(Data excerpts)
□ □ □
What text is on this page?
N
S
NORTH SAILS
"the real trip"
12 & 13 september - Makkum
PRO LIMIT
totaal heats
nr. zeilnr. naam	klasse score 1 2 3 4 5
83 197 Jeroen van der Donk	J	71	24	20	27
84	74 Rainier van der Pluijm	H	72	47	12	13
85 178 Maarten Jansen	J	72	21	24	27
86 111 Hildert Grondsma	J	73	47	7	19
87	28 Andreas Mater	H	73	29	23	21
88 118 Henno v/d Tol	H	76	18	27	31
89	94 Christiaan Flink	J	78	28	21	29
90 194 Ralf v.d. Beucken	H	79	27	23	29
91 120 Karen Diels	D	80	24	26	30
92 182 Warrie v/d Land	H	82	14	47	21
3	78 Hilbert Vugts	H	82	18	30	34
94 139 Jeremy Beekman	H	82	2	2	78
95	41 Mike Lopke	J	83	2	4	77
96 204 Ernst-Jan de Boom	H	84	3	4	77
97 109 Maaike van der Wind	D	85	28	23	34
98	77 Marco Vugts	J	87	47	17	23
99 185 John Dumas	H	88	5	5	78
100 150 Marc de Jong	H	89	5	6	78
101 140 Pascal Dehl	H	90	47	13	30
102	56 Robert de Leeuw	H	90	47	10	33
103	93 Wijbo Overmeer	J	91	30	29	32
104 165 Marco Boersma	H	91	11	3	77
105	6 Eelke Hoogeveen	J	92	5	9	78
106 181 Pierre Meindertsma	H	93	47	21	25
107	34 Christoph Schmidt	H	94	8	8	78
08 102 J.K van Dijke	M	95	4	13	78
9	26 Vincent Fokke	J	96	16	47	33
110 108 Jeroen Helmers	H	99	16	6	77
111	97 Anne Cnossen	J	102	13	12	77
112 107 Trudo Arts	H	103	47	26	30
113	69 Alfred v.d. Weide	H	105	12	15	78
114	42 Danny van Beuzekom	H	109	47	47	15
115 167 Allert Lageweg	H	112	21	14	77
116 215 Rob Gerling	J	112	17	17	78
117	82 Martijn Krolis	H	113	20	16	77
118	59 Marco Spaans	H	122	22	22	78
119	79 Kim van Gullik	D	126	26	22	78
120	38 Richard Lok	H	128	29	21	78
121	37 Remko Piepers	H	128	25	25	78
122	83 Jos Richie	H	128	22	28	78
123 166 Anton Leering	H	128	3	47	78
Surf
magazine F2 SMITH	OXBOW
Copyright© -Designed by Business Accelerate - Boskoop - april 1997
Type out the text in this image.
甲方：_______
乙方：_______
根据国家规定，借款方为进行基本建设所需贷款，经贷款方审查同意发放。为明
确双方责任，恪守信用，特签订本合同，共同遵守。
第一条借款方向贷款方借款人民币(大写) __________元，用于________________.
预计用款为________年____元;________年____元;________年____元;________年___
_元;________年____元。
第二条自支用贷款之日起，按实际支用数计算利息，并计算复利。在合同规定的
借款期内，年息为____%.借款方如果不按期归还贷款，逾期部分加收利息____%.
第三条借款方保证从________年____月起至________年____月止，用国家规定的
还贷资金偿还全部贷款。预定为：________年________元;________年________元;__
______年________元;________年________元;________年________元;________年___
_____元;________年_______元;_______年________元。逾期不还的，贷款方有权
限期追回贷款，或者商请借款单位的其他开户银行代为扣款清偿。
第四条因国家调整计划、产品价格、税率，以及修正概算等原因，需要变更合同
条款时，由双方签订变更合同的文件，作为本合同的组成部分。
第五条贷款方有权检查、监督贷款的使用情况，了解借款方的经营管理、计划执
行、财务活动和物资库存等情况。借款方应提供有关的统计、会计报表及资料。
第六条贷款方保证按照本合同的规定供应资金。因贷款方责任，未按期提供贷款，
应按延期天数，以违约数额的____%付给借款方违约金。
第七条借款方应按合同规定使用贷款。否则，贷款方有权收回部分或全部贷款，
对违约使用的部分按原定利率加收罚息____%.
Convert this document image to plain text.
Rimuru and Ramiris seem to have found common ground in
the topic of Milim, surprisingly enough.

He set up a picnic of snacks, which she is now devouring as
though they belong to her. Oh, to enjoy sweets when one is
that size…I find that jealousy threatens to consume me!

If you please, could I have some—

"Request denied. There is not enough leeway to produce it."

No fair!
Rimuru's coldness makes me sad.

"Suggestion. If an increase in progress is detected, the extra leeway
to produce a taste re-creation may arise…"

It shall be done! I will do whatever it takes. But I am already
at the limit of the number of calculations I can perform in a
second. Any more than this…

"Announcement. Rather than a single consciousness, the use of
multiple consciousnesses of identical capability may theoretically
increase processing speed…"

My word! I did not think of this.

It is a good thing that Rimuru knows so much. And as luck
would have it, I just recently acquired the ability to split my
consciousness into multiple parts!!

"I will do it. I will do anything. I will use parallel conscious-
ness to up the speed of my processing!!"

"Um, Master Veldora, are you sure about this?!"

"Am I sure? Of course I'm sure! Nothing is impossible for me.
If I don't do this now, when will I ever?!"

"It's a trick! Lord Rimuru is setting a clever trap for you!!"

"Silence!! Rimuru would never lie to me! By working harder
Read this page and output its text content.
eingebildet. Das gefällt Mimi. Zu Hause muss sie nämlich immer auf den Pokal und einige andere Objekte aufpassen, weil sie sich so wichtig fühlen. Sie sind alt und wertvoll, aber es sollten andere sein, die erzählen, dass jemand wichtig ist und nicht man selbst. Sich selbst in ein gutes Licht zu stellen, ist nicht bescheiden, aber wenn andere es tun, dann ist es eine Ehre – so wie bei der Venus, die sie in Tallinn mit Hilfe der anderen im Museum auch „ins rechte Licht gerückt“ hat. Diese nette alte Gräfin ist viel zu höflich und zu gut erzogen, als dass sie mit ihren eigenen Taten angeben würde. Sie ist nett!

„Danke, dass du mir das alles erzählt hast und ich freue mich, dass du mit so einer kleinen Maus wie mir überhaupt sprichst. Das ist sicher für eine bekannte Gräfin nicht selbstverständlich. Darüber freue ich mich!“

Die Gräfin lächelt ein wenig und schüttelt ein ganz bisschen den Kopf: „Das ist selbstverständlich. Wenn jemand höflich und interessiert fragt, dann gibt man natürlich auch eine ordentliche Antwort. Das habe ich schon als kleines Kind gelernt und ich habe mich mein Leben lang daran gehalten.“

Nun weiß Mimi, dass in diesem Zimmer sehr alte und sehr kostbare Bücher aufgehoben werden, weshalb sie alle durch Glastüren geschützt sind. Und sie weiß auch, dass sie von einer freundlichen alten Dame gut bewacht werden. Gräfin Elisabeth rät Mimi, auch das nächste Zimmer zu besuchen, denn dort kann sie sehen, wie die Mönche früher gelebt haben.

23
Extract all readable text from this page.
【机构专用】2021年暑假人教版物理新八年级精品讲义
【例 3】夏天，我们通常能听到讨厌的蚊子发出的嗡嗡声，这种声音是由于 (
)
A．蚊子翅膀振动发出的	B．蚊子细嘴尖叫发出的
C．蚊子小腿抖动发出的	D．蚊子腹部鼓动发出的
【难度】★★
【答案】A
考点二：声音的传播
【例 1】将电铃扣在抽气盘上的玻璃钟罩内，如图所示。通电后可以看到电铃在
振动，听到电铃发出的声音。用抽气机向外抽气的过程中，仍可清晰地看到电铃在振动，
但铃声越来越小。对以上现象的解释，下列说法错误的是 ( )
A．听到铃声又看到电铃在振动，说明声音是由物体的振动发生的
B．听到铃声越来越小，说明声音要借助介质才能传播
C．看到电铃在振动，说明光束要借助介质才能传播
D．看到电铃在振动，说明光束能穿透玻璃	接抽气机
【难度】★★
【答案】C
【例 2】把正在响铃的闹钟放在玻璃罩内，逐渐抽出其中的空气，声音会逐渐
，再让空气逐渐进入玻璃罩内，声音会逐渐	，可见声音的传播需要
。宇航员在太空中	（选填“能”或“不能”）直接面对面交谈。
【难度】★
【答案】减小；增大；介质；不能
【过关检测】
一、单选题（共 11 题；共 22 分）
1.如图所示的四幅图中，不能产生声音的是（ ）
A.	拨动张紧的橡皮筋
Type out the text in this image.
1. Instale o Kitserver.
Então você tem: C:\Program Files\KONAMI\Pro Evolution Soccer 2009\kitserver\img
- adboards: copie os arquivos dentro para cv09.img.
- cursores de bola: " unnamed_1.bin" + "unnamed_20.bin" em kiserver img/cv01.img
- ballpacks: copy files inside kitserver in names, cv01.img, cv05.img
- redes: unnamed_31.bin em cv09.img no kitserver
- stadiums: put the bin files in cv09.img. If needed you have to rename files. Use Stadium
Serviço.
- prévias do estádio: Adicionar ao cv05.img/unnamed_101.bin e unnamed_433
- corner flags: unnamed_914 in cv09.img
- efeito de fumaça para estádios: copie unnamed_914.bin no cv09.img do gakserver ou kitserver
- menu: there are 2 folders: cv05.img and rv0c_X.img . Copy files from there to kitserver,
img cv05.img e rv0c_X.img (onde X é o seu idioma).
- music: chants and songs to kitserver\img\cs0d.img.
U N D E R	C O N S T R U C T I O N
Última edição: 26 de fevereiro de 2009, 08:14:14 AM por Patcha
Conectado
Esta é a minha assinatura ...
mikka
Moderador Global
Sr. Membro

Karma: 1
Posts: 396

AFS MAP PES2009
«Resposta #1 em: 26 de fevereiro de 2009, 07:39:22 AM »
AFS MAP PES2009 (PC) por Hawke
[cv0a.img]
□ □ □
◆ Given task ◆
Work out how many lines in the records above contain the word "fevereiro", and give only that number.

◆ Response to this exercise ◆
2